* **DATA SUPPLIED**
============================================================

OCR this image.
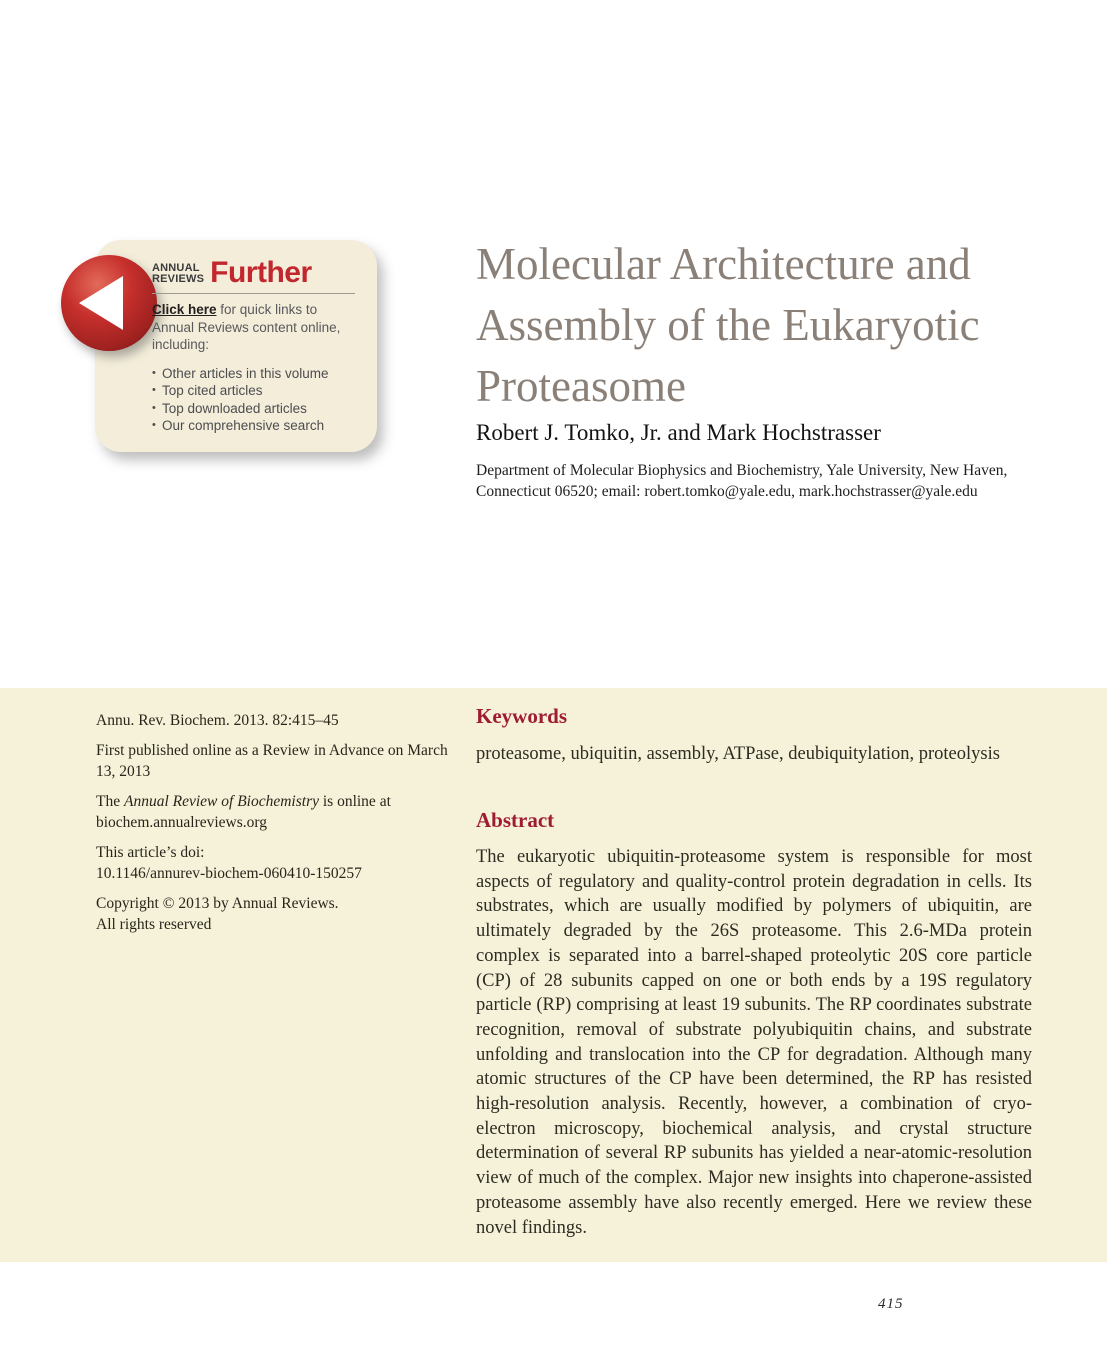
ANNUAL
REVIEWS Further

Click here for quick links to Annual Reviews content online, including:

• Other articles in this volume
• Top cited articles
• Top downloaded articles
• Our comprehensive search
Molecular Architecture and
Assembly of the Eukaryotic
Proteasome
Robert J. Tomko, Jr. and Mark Hochstrasser
Department of Molecular Biophysics and Biochemistry, Yale University, New Haven, Connecticut 06520; email: robert.tomko@yale.edu, mark.hochstrasser@yale.edu
Annu. Rev. Biochem. 2013. 82:415–45
First published online as a Review in Advance on March 13, 2013
The Annual Review of Biochemistry is online at biochem.annualreviews.org
This article’s doi:
10.1146/annurev-biochem-060410-150257
Copyright © 2013 by Annual Reviews.
All rights reserved
Keywords
proteasome, ubiquitin, assembly, ATPase, deubiquitylation, proteolysis
Abstract
The eukaryotic ubiquitin-proteasome system is responsible for most aspects of regulatory and quality-control protein degradation in cells. Its substrates, which are usually modified by polymers of ubiquitin, are ultimately degraded by the 26S proteasome. This 2.6-MDa protein complex is separated into a barrel-shaped proteolytic 20S core particle (CP) of 28 subunits capped on one or both ends by a 19S regulatory particle (RP) comprising at least 19 subunits. The RP coordinates substrate recognition, removal of substrate polyubiquitin chains, and substrate unfolding and translocation into the CP for degradation. Although many atomic structures of the CP have been determined, the RP has resisted high-resolution analysis. Recently, however, a combination of cryo-electron microscopy, biochemical analysis, and crystal structure determination of several RP subunits has yielded a near-atomic-resolution view of much of the complex. Major new insights into chaperone-assisted proteasome assembly have also recently emerged. Here we review these novel findings.
415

============================================================

* **PROBLEM REQUIREMENTS**
The data must come back word for word, with every picture removed.

* **EXPECTED ANSWER**
OCR this image.
ANNUAL
REVIEWS Further

Click here for quick links to Annual Reviews content online, including:

• Other articles in this volume
• Top cited articles
• Top downloaded articles
• Our comprehensive search
Molecular Architecture and
Assembly of the Eukaryotic
Proteasome
Robert J. Tomko, Jr. and Mark Hochstrasser
Department of Molecular Biophysics and Biochemistry, Yale University, New Haven, Connecticut 06520; email: robert.tomko@yale.edu, mark.hochstrasser@yale.edu
Annu. Rev. Biochem. 2013. 82:415–45
First published online as a Review in Advance on March 13, 2013
The Annual Review of Biochemistry is online at biochem.annualreviews.org
This article’s doi:
10.1146/annurev-biochem-060410-150257
Copyright © 2013 by Annual Reviews.
All rights reserved
Keywords
proteasome, ubiquitin, assembly, ATPase, deubiquitylation, proteolysis
Abstract
The eukaryotic ubiquitin-proteasome system is responsible for most aspects of regulatory and quality-control protein degradation in cells. Its substrates, which are usually modified by polymers of ubiquitin, are ultimately degraded by the 26S proteasome. This 2.6-MDa protein complex is separated into a barrel-shaped proteolytic 20S core particle (CP) of 28 subunits capped on one or both ends by a 19S regulatory particle (RP) comprising at least 19 subunits. The RP coordinates substrate recognition, removal of substrate polyubiquitin chains, and substrate unfolding and translocation into the CP for degradation. Although many atomic structures of the CP have been determined, the RP has resisted high-resolution analysis. Recently, however, a combination of cryo-electron microscopy, biochemical analysis, and crystal structure determination of several RP subunits has yielded a near-atomic-resolution view of much of the complex. Major new insights into chaperone-assisted proteasome assembly have also recently emerged. Here we review these novel findings.
415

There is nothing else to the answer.